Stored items
*-*-*
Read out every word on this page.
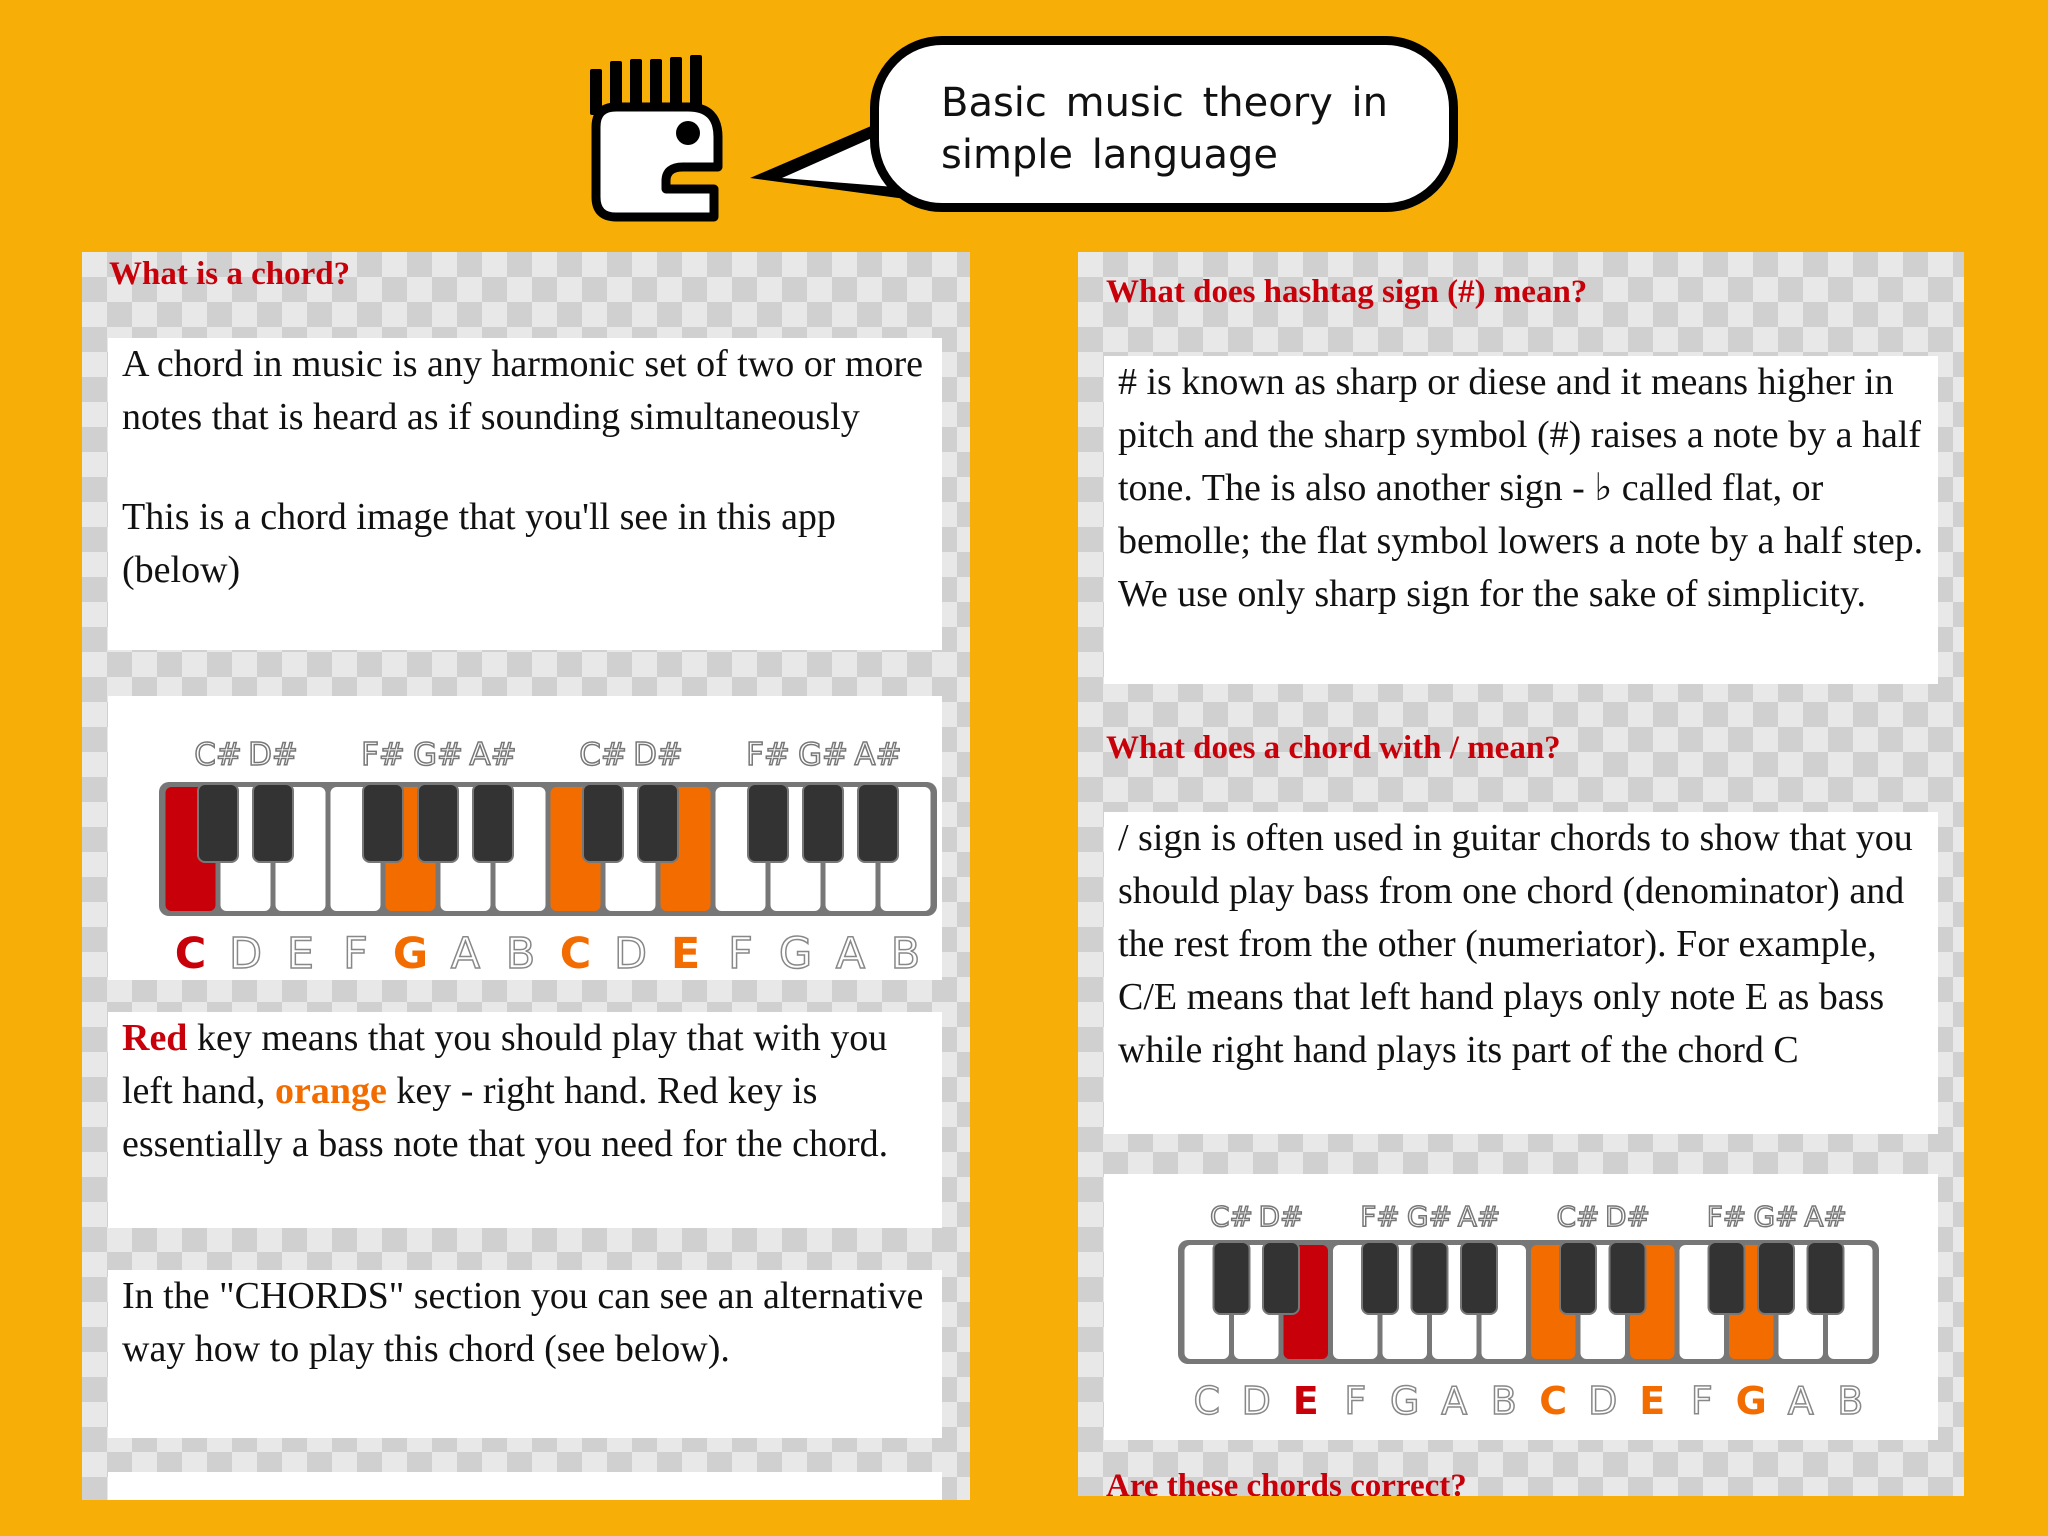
Basic music theory in
simple language
What is a chord?

A chord in music is any harmonic set of two or more notes that is heard as if sounding simultaneously

This is a chord image that you'll see in this app (below)

C# D# F# G# A# C# D# F# G# A#
C D E F G A B C D E F G A B

Red key means that you should play that with you left hand, orange key - right hand. Red key is essentially a bass note that you need for the chord.

In the "CHORDS" section you can see an alternative way how to play this chord (see below).

What does hashtag sign (#) mean?

# is known as sharp or diese and it means higher in pitch and the sharp symbol (#) raises a note by a half tone. The is also another sign - ♭ called flat, or bemolle; the flat symbol lowers a note by a half step. We use only sharp sign for the sake of simplicity.

What does a chord with / mean?

/ sign is often used in guitar chords to show that you should play bass from one chord (denominator) and the rest from the other (numeriator). For example, C/E means that left hand plays only note E as bass while right hand plays its part of the chord C

C# D# F# G# A# C# D# F# G# A#
C D E F G A B C D E F G A B
Are these chords correct?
*-*-*
Task to carry out —
Take the listing above and print it exactly, apart from the pictures.

Written solution —
Read out every word on this page.
Basic music theory in
simple language
What is a chord?

A chord in music is any harmonic set of two or more notes that is heard as if sounding simultaneously

This is a chord image that you'll see in this app (below)

C# D# F# G# A# C# D# F# G# A#
C D E F G A B C D E F G A B

Red key means that you should play that with you left hand, orange key - right hand. Red key is essentially a bass note that you need for the chord.

In the "CHORDS" section you can see an alternative way how to play this chord (see below).

What does hashtag sign (#) mean?

# is known as sharp or diese and it means higher in pitch and the sharp symbol (#) raises a note by a half tone. The is also another sign - ♭ called flat, or bemolle; the flat symbol lowers a note by a half step. We use only sharp sign for the sake of simplicity.

What does a chord with / mean?

/ sign is often used in guitar chords to show that you should play bass from one chord (denominator) and the rest from the other (numeriator). For example, C/E means that left hand plays only note E as bass while right hand plays its part of the chord C

C# D# F# G# A# C# D# F# G# A#
C D E F G A B C D E F G A B
Are these chords correct?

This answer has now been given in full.